++++ Material provided ++++
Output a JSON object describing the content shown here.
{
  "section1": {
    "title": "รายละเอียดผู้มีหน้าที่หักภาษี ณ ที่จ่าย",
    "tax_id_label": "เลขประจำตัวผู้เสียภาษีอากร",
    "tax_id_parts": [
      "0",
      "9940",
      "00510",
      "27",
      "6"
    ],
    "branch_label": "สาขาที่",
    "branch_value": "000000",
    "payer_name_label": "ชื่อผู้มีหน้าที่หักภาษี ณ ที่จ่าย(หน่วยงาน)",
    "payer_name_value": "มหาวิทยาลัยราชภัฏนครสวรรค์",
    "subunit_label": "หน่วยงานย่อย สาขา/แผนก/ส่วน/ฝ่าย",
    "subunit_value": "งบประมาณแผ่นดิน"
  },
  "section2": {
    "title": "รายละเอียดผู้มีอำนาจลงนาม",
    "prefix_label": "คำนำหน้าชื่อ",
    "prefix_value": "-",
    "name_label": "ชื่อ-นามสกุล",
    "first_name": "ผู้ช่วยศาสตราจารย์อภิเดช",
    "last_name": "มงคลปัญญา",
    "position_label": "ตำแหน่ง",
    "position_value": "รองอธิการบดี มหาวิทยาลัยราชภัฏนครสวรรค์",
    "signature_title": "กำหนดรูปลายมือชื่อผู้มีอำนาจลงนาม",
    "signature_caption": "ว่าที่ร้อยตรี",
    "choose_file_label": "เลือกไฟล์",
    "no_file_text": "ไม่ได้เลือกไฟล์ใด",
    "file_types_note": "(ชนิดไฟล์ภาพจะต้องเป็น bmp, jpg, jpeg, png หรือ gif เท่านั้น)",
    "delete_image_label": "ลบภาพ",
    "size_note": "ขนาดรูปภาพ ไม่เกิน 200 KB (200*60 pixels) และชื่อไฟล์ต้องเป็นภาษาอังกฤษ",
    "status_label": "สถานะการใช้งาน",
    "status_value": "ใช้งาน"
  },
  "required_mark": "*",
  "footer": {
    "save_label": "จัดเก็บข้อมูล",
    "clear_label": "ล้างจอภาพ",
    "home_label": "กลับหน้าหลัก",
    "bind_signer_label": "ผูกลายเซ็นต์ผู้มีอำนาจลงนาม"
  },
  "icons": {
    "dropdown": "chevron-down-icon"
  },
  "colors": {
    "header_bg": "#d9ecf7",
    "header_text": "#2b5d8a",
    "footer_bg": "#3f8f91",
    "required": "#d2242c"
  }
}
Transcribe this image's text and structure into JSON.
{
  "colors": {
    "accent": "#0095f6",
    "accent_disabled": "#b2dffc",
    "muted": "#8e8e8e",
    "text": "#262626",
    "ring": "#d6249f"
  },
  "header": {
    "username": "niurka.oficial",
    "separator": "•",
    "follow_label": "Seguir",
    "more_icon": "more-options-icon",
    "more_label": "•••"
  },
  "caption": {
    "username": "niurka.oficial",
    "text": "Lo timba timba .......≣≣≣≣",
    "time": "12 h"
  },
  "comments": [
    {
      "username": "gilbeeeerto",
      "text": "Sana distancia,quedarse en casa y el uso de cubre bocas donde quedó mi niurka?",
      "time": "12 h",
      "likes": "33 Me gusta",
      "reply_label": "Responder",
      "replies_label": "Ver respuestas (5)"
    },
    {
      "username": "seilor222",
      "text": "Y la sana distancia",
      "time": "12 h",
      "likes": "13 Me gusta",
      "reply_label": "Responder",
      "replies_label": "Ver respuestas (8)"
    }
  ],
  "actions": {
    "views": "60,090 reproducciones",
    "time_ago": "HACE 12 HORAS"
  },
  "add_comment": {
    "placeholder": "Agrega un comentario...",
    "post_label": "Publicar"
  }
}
++++
**Written request**
Every entry needs to be retyped exactly.

**Solution to the problem**
Output a JSON object describing the content shown here.
{
  "section1": {
    "title": "รายละเอียดผู้มีหน้าที่หักภาษี ณ ที่จ่าย",
    "tax_id_label": "เลขประจำตัวผู้เสียภาษีอากร",
    "tax_id_parts": [
      "0",
      "9940",
      "00510",
      "27",
      "6"
    ],
    "branch_label": "สาขาที่",
    "branch_value": "000000",
    "payer_name_label": "ชื่อผู้มีหน้าที่หักภาษี ณ ที่จ่าย(หน่วยงาน)",
    "payer_name_value": "มหาวิทยาลัยราชภัฏนครสวรรค์",
    "subunit_label": "หน่วยงานย่อย สาขา/แผนก/ส่วน/ฝ่าย",
    "subunit_value": "งบประมาณแผ่นดิน"
  },
  "section2": {
    "title": "รายละเอียดผู้มีอำนาจลงนาม",
    "prefix_label": "คำนำหน้าชื่อ",
    "prefix_value": "-",
    "name_label": "ชื่อ-นามสกุล",
    "first_name": "ผู้ช่วยศาสตราจารย์อภิเดช",
    "last_name": "มงคลปัญญา",
    "position_label": "ตำแหน่ง",
    "position_value": "รองอธิการบดี มหาวิทยาลัยราชภัฏนครสวรรค์",
    "signature_title": "กำหนดรูปลายมือชื่อผู้มีอำนาจลงนาม",
    "signature_caption": "ว่าที่ร้อยตรี",
    "choose_file_label": "เลือกไฟล์",
    "no_file_text": "ไม่ได้เลือกไฟล์ใด",
    "file_types_note": "(ชนิดไฟล์ภาพจะต้องเป็น bmp, jpg, jpeg, png หรือ gif เท่านั้น)",
    "delete_image_label": "ลบภาพ",
    "size_note": "ขนาดรูปภาพ ไม่เกิน 200 KB (200*60 pixels) และชื่อไฟล์ต้องเป็นภาษาอังกฤษ",
    "status_label": "สถานะการใช้งาน",
    "status_value": "ใช้งาน"
  },
  "required_mark": "*",
  "footer": {
    "save_label": "จัดเก็บข้อมูล",
    "clear_label": "ล้างจอภาพ",
    "home_label": "กลับหน้าหลัก",
    "bind_signer_label": "ผูกลายเซ็นต์ผู้มีอำนาจลงนาม"
  },
  "icons": {
    "dropdown": "chevron-down-icon"
  },
  "colors": {
    "header_bg": "#d9ecf7",
    "header_text": "#2b5d8a",
    "footer_bg": "#3f8f91",
    "required": "#d2242c"
  }
}
Transcribe this image's text and structure into JSON.
{
  "colors": {
    "accent": "#0095f6",
    "accent_disabled": "#b2dffc",
    "muted": "#8e8e8e",
    "text": "#262626",
    "ring": "#d6249f"
  },
  "header": {
    "username": "niurka.oficial",
    "separator": "•",
    "follow_label": "Seguir",
    "more_icon": "more-options-icon",
    "more_label": "•••"
  },
  "caption": {
    "username": "niurka.oficial",
    "text": "Lo timba timba .......≣≣≣≣",
    "time": "12 h"
  },
  "comments": [
    {
      "username": "gilbeeeerto",
      "text": "Sana distancia,quedarse en casa y el uso de cubre bocas donde quedó mi niurka?",
      "time": "12 h",
      "likes": "33 Me gusta",
      "reply_label": "Responder",
      "replies_label": "Ver respuestas (5)"
    },
    {
      "username": "seilor222",
      "text": "Y la sana distancia",
      "time": "12 h",
      "likes": "13 Me gusta",
      "reply_label": "Responder",
      "replies_label": "Ver respuestas (8)"
    }
  ],
  "actions": {
    "views": "60,090 reproducciones",
    "time_ago": "HACE 12 HORAS"
  },
  "add_comment": {
    "placeholder": "Agrega un comentario...",
    "post_label": "Publicar"
  }
}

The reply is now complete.